**Input rows**

:::

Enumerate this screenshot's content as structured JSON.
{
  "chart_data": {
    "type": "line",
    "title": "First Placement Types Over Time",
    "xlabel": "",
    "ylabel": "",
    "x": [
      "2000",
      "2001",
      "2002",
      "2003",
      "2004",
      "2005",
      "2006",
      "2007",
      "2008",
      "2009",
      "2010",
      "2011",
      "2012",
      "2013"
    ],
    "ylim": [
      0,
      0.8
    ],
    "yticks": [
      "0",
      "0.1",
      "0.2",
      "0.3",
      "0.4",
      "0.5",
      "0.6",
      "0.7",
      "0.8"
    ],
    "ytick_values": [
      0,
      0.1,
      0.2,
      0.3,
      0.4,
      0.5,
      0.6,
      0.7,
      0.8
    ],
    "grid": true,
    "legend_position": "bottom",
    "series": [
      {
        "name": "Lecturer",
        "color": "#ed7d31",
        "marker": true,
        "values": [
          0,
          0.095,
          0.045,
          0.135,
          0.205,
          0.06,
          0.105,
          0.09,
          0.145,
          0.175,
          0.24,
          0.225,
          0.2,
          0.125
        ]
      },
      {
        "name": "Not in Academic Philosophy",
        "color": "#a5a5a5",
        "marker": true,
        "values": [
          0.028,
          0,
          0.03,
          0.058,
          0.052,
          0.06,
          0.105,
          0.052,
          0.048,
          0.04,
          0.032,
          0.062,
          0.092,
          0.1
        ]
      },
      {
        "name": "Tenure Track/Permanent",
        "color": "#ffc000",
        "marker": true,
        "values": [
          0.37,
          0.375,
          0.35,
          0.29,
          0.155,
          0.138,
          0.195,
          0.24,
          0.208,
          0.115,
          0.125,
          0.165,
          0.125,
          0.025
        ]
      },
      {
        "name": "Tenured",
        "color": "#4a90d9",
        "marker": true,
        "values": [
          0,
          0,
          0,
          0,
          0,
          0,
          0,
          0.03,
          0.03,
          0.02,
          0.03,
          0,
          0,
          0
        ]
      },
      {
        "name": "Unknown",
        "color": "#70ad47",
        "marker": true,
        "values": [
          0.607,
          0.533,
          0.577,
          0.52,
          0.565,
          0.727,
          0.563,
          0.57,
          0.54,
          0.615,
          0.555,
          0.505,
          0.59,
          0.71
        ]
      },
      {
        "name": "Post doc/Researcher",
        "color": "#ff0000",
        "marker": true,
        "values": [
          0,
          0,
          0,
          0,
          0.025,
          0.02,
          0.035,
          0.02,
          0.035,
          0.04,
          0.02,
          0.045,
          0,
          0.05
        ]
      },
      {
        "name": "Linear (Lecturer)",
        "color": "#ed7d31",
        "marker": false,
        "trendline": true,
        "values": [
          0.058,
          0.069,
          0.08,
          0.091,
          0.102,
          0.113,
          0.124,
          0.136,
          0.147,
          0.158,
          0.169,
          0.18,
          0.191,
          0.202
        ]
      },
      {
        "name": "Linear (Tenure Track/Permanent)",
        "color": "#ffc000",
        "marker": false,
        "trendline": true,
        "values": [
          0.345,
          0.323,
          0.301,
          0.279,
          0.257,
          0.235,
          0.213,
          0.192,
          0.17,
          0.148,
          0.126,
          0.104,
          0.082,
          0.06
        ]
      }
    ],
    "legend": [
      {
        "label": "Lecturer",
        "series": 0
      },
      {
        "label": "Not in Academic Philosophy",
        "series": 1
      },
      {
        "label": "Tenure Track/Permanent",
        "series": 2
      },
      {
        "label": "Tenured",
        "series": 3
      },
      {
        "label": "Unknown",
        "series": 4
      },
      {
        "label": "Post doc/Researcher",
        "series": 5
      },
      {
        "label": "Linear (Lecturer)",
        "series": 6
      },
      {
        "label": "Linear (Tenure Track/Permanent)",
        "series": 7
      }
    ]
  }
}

:::

**What needs to be done**
Check the records above line by line and tally those holding the string "Philosophy". Answer with the number only.

**Problem solution**
2